Saved entries:
--- Start ---

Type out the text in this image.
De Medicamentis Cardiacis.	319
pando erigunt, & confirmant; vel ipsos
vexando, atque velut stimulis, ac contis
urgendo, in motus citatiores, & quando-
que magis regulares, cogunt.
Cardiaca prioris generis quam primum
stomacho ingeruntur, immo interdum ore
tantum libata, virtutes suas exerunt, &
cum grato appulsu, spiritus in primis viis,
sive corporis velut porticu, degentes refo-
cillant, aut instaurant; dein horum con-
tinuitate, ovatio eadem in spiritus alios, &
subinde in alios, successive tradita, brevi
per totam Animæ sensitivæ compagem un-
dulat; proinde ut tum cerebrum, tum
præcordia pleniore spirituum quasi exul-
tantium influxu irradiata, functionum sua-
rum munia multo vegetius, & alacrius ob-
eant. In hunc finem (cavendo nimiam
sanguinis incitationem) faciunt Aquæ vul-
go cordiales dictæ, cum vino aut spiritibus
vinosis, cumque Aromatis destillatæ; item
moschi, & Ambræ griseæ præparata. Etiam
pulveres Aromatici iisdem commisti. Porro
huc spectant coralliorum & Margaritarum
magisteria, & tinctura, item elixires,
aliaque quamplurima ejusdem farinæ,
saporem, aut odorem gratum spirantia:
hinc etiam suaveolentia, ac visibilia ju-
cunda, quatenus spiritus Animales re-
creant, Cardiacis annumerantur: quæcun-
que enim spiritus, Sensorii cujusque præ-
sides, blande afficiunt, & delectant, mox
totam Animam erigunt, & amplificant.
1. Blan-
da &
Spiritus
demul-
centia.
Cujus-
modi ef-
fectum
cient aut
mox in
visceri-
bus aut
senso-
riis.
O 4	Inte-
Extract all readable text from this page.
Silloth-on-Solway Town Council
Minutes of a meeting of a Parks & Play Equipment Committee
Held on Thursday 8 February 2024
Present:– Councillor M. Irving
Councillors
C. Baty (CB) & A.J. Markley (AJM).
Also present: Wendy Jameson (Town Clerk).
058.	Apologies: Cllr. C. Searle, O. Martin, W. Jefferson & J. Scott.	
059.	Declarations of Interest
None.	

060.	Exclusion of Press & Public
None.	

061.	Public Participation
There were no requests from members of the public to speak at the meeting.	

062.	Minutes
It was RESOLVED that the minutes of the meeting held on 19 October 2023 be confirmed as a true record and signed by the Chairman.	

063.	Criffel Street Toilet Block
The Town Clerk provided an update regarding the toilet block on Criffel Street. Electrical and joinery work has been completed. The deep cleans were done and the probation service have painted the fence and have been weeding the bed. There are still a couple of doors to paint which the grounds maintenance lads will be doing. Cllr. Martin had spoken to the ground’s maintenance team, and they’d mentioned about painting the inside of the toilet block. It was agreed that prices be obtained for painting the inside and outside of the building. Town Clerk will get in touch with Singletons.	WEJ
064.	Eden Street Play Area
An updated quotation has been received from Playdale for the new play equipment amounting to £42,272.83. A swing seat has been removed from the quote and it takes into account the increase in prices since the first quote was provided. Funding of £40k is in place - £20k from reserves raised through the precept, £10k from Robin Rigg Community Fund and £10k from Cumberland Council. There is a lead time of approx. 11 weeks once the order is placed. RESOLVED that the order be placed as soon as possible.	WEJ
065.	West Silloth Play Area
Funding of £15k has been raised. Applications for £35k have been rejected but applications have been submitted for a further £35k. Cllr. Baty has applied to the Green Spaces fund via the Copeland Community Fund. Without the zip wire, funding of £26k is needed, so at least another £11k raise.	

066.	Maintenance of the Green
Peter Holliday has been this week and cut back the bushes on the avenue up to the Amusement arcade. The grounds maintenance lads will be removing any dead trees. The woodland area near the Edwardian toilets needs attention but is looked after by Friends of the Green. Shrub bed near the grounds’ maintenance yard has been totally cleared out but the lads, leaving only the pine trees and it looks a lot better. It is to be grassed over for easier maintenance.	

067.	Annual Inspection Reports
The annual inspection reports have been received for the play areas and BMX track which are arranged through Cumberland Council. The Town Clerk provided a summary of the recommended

--- End ---

CHALLENGE: Filter for "Cardiacis". Return all lines that hold it.

OUTPUT FOR THIS EXERCISE:
De Medicamentis Cardiacis.	319
creant, Cardiacis annumerantur: quæcun-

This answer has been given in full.